| Set task |
Can you extract every line of the records below exactly as it appears, leaving out the pictures?

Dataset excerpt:
* START *

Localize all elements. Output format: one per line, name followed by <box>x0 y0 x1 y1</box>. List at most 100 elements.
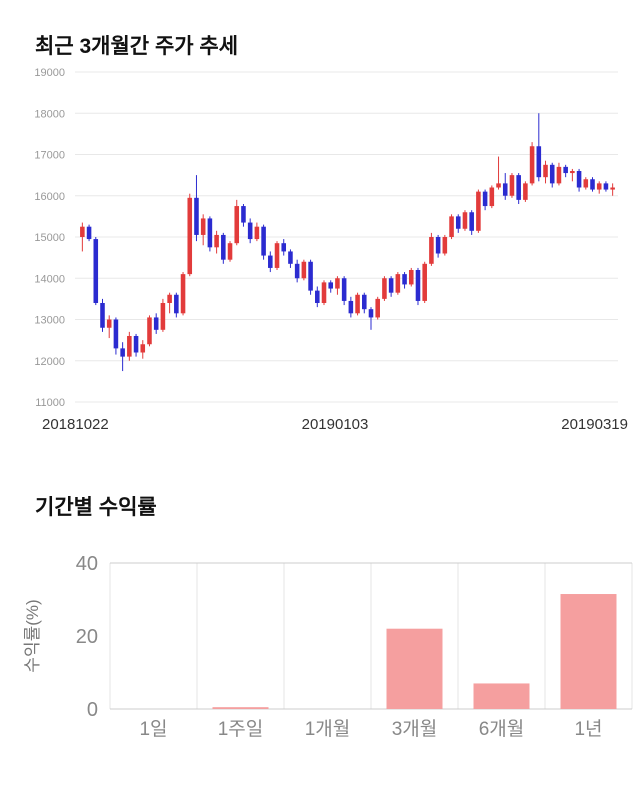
candle-body <box>80 226 85 237</box>
candle-body <box>153 317 159 330</box>
candle-body <box>509 175 515 196</box>
candle-body <box>247 222 253 240</box>
bar <box>560 594 617 709</box>
candle-body <box>489 187 495 207</box>
candle-body <box>261 226 266 256</box>
candle-body <box>388 278 394 293</box>
candle-body <box>328 282 334 289</box>
y-tick-label: 40 <box>76 553 98 575</box>
candle-body <box>449 216 454 237</box>
candle-body <box>563 166 568 174</box>
candle-body <box>308 261 313 291</box>
y-tick-label: 18000 <box>34 108 65 120</box>
candle-body <box>355 294 360 314</box>
candle-body <box>174 294 179 314</box>
price-chart-title: 최근 3개월간 주가 추세 <box>35 35 239 58</box>
candle-body <box>502 183 508 196</box>
x-category-label: 1일 <box>139 718 167 740</box>
candle-body <box>590 179 595 190</box>
candle-body <box>368 309 374 318</box>
candle-body <box>180 274 186 314</box>
candle-body <box>315 290 320 303</box>
candlestick-chart: 19000 18000 17000 16000 15000 14000 13000 12000… <box>34 67 618 409</box>
candle-body <box>227 243 233 260</box>
x-tick-start: 20181022 <box>42 416 109 433</box>
candle-body <box>288 251 293 264</box>
candle-body <box>321 282 327 303</box>
candle-body <box>187 197 193 275</box>
candle-body <box>603 183 609 190</box>
candle-body <box>442 237 448 254</box>
candle-body <box>140 344 146 353</box>
price-chart-block: 19000 18000 17000 16000 15000 14000 13000 12000… <box>0 60 640 433</box>
candle-body <box>160 303 166 330</box>
x-tick-middle: 20190103 <box>301 416 369 433</box>
candle-body <box>543 164 548 178</box>
y-tick-label: 12000 <box>34 356 65 368</box>
bar <box>473 683 530 709</box>
x-category-label: 6개월 <box>479 718 525 740</box>
candle-body <box>549 164 555 184</box>
y-tick-label: 0 <box>87 699 98 721</box>
y-tick-label: 14000 <box>34 273 65 285</box>
candle-body <box>536 146 542 178</box>
candle-body <box>523 183 528 200</box>
x-category-label: 1주일 <box>218 718 264 740</box>
candle-body <box>415 270 421 301</box>
candle-body <box>469 212 474 231</box>
candle-body <box>221 234 226 260</box>
y-tick-label: 20 <box>76 626 98 648</box>
candle-body <box>301 261 307 279</box>
candle-body <box>596 183 602 190</box>
candle-body <box>127 336 132 357</box>
candle-body <box>86 226 92 240</box>
y-axis-label: 수익률(%) <box>23 599 42 672</box>
candle-body <box>429 237 434 264</box>
candle-body <box>106 319 112 328</box>
candle-body <box>395 274 401 293</box>
candle-body <box>214 234 219 248</box>
candle-body <box>194 197 199 235</box>
y-tick-label: 11000 <box>35 397 65 409</box>
candle-body <box>167 294 172 303</box>
candle-body <box>610 187 615 190</box>
candle-body <box>570 171 575 174</box>
candle-body <box>100 303 105 328</box>
returns-chart-title: 기간별 수익률 <box>35 496 157 519</box>
y-tick-label: 15000 <box>34 232 65 244</box>
candle-body <box>496 183 501 188</box>
candle-body <box>294 263 300 279</box>
candle-body <box>335 278 340 289</box>
candle-body <box>408 270 414 285</box>
candle-body <box>274 243 280 268</box>
candle-body <box>576 171 582 188</box>
y-tick-label: 19000 <box>34 67 65 79</box>
x-category-label: 1개월 <box>305 718 351 740</box>
candle-body <box>375 298 380 318</box>
candle-body <box>281 243 287 252</box>
y-tick-label: 16000 <box>34 191 65 203</box>
candle-body <box>341 278 347 301</box>
candle-body <box>382 278 387 299</box>
candle-body <box>348 300 354 314</box>
candle-body <box>516 175 521 200</box>
bar <box>212 707 269 709</box>
candle-body <box>476 191 481 231</box>
candle-body <box>482 191 488 207</box>
candle-body <box>529 146 535 184</box>
candle-body <box>133 336 139 353</box>
candle-body <box>147 317 152 345</box>
candle-body <box>455 216 461 229</box>
candlestick-x-axis: 20181022 20190103 20190319 <box>0 412 640 433</box>
x-category-label: 3개월 <box>392 718 438 740</box>
y-tick-label: 13000 <box>34 315 65 327</box>
candle-body <box>402 274 407 285</box>
candle-body <box>207 218 213 248</box>
bar <box>386 628 443 709</box>
candle-body <box>241 206 246 223</box>
candle-body <box>556 166 562 184</box>
candle-body <box>422 263 427 301</box>
x-category-label: 1년 <box>574 718 602 740</box>
candle-body <box>113 319 119 349</box>
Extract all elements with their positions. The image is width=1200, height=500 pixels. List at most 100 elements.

* END *

| Exercise response |
Localize all elements. Output format: one per line, name followed by <box>x0 y0 x1 y1</box>. List at most 100 elements.
candle-body <box>80 226 85 237</box>
candle-body <box>153 317 159 330</box>
candle-body <box>509 175 515 196</box>
candle-body <box>247 222 253 240</box>
bar <box>560 594 617 709</box>
candle-body <box>489 187 495 207</box>
candle-body <box>261 226 266 256</box>
candle-body <box>388 278 394 293</box>
candle-body <box>328 282 334 289</box>
y-tick-label: 40 <box>76 553 98 575</box>
candle-body <box>449 216 454 237</box>
candle-body <box>563 166 568 174</box>
candle-body <box>308 261 313 291</box>
y-tick-label: 18000 <box>34 108 65 120</box>
candle-body <box>355 294 360 314</box>
candle-body <box>174 294 179 314</box>
price-chart-title: 최근 3개월간 주가 추세 <box>35 35 239 58</box>
candle-body <box>502 183 508 196</box>
x-category-label: 1일 <box>139 718 167 740</box>
candle-body <box>590 179 595 190</box>
candle-body <box>368 309 374 318</box>
candle-body <box>180 274 186 314</box>
candle-body <box>315 290 320 303</box>
candlestick-chart: 19000 18000 17000 16000 15000 14000 13000 12000… <box>34 67 618 409</box>
candle-body <box>227 243 233 260</box>
x-tick-start: 20181022 <box>42 416 109 433</box>
candle-body <box>288 251 293 264</box>
candle-body <box>321 282 327 303</box>
candle-body <box>187 197 193 275</box>
candle-body <box>603 183 609 190</box>
candle-body <box>442 237 448 254</box>
candle-body <box>140 344 146 353</box>
price-chart-block: 19000 18000 17000 16000 15000 14000 13000 12000… <box>0 60 640 433</box>
candle-body <box>160 303 166 330</box>
x-tick-middle: 20190103 <box>301 416 369 433</box>
candle-body <box>543 164 548 178</box>
y-tick-label: 12000 <box>34 356 65 368</box>
bar <box>473 683 530 709</box>
x-category-label: 6개월 <box>479 718 525 740</box>
candle-body <box>549 164 555 184</box>
y-tick-label: 0 <box>87 699 98 721</box>
y-tick-label: 14000 <box>34 273 65 285</box>
candle-body <box>536 146 542 178</box>
candle-body <box>523 183 528 200</box>
x-category-label: 1주일 <box>218 718 264 740</box>
candle-body <box>415 270 421 301</box>
candle-body <box>469 212 474 231</box>
candle-body <box>221 234 226 260</box>
y-tick-label: 20 <box>76 626 98 648</box>
candle-body <box>301 261 307 279</box>
candle-body <box>596 183 602 190</box>
candle-body <box>127 336 132 357</box>
candle-body <box>86 226 92 240</box>
y-axis-label: 수익률(%) <box>23 599 42 672</box>
candle-body <box>429 237 434 264</box>
candle-body <box>106 319 112 328</box>
candle-body <box>395 274 401 293</box>
candle-body <box>214 234 219 248</box>
candle-body <box>194 197 199 235</box>
y-tick-label: 11000 <box>35 397 65 409</box>
candle-body <box>167 294 172 303</box>
candle-body <box>610 187 615 190</box>
candle-body <box>570 171 575 174</box>
candle-body <box>100 303 105 328</box>
returns-chart-title: 기간별 수익률 <box>35 496 157 519</box>
y-tick-label: 15000 <box>34 232 65 244</box>
candle-body <box>496 183 501 188</box>
candle-body <box>294 263 300 279</box>
candle-body <box>335 278 340 289</box>
candle-body <box>408 270 414 285</box>
candle-body <box>274 243 280 268</box>
candle-body <box>576 171 582 188</box>
y-tick-label: 19000 <box>34 67 65 79</box>
x-category-label: 1개월 <box>305 718 351 740</box>
candle-body <box>375 298 380 318</box>
candle-body <box>281 243 287 252</box>
y-tick-label: 16000 <box>34 191 65 203</box>
candle-body <box>341 278 347 301</box>
candle-body <box>382 278 387 299</box>
candle-body <box>348 300 354 314</box>
candle-body <box>516 175 521 200</box>
bar <box>212 707 269 709</box>
candle-body <box>476 191 481 231</box>
candle-body <box>482 191 488 207</box>
candle-body <box>529 146 535 184</box>
candle-body <box>133 336 139 353</box>
candle-body <box>147 317 152 345</box>
candle-body <box>455 216 461 229</box>
candlestick-x-axis: 20181022 20190103 20190319 <box>0 412 640 433</box>
x-category-label: 3개월 <box>392 718 438 740</box>
y-tick-label: 13000 <box>34 315 65 327</box>
candle-body <box>402 274 407 285</box>
candle-body <box>207 218 213 248</box>
bar <box>386 628 443 709</box>
candle-body <box>241 206 246 223</box>
candle-body <box>556 166 562 184</box>
candle-body <box>422 263 427 301</box>
x-category-label: 1년 <box>574 718 602 740</box>
candle-body <box>113 319 119 349</box>
Extract all elements with their positions. The image is width=1200, height=500 pixels. List at most 100 elements.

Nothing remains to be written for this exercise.